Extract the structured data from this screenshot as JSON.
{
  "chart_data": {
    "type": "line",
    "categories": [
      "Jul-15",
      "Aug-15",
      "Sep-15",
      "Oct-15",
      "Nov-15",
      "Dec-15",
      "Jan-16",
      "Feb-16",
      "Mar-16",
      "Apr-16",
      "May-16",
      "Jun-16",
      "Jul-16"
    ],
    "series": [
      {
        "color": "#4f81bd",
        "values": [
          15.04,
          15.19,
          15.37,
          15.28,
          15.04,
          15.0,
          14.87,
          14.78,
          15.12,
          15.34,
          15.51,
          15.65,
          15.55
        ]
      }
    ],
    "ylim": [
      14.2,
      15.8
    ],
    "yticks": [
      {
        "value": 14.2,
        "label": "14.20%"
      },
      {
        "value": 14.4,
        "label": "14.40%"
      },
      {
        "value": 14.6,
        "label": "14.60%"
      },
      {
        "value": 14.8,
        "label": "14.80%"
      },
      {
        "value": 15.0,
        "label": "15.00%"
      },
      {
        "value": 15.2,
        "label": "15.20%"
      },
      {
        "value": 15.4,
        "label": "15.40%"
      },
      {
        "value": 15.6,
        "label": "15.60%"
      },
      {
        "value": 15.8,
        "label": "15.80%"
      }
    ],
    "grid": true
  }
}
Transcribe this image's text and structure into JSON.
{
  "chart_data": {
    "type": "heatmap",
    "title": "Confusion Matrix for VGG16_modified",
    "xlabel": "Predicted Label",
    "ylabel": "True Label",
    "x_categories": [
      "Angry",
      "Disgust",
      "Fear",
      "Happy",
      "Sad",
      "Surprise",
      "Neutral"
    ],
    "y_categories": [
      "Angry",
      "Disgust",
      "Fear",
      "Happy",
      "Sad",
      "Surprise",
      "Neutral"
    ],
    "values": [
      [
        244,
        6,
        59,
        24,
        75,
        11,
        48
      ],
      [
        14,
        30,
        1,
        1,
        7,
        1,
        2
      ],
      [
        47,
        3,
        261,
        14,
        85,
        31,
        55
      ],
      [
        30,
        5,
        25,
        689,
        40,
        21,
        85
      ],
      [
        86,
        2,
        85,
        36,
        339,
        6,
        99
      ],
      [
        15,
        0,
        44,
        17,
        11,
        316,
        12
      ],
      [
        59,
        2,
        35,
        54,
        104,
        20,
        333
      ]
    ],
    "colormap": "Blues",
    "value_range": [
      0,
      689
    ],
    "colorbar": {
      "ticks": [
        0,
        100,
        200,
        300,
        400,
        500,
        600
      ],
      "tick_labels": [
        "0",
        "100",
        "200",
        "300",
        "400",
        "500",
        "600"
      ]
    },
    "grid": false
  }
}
--------------------------------------------------
- [What is required] Your task is to repeat every line exactly.

- [The response]
Extract the structured data from this screenshot as JSON.
{
  "chart_data": {
    "type": "line",
    "categories": [
      "Jul-15",
      "Aug-15",
      "Sep-15",
      "Oct-15",
      "Nov-15",
      "Dec-15",
      "Jan-16",
      "Feb-16",
      "Mar-16",
      "Apr-16",
      "May-16",
      "Jun-16",
      "Jul-16"
    ],
    "series": [
      {
        "color": "#4f81bd",
        "values": [
          15.04,
          15.19,
          15.37,
          15.28,
          15.04,
          15.0,
          14.87,
          14.78,
          15.12,
          15.34,
          15.51,
          15.65,
          15.55
        ]
      }
    ],
    "ylim": [
      14.2,
      15.8
    ],
    "yticks": [
      {
        "value": 14.2,
        "label": "14.20%"
      },
      {
        "value": 14.4,
        "label": "14.40%"
      },
      {
        "value": 14.6,
        "label": "14.60%"
      },
      {
        "value": 14.8,
        "label": "14.80%"
      },
      {
        "value": 15.0,
        "label": "15.00%"
      },
      {
        "value": 15.2,
        "label": "15.20%"
      },
      {
        "value": 15.4,
        "label": "15.40%"
      },
      {
        "value": 15.6,
        "label": "15.60%"
      },
      {
        "value": 15.8,
        "label": "15.80%"
      }
    ],
    "grid": true
  }
}
Transcribe this image's text and structure into JSON.
{
  "chart_data": {
    "type": "heatmap",
    "title": "Confusion Matrix for VGG16_modified",
    "xlabel": "Predicted Label",
    "ylabel": "True Label",
    "x_categories": [
      "Angry",
      "Disgust",
      "Fear",
      "Happy",
      "Sad",
      "Surprise",
      "Neutral"
    ],
    "y_categories": [
      "Angry",
      "Disgust",
      "Fear",
      "Happy",
      "Sad",
      "Surprise",
      "Neutral"
    ],
    "values": [
      [
        244,
        6,
        59,
        24,
        75,
        11,
        48
      ],
      [
        14,
        30,
        1,
        1,
        7,
        1,
        2
      ],
      [
        47,
        3,
        261,
        14,
        85,
        31,
        55
      ],
      [
        30,
        5,
        25,
        689,
        40,
        21,
        85
      ],
      [
        86,
        2,
        85,
        36,
        339,
        6,
        99
      ],
      [
        15,
        0,
        44,
        17,
        11,
        316,
        12
      ],
      [
        59,
        2,
        35,
        54,
        104,
        20,
        333
      ]
    ],
    "colormap": "Blues",
    "value_range": [
      0,
      689
    ],
    "colorbar": {
      "ticks": [
        0,
        100,
        200,
        300,
        400,
        500,
        600
      ],
      "tick_labels": [
        "0",
        "100",
        "200",
        "300",
        "400",
        "500",
        "600"
      ]
    },
    "grid": false
  }
}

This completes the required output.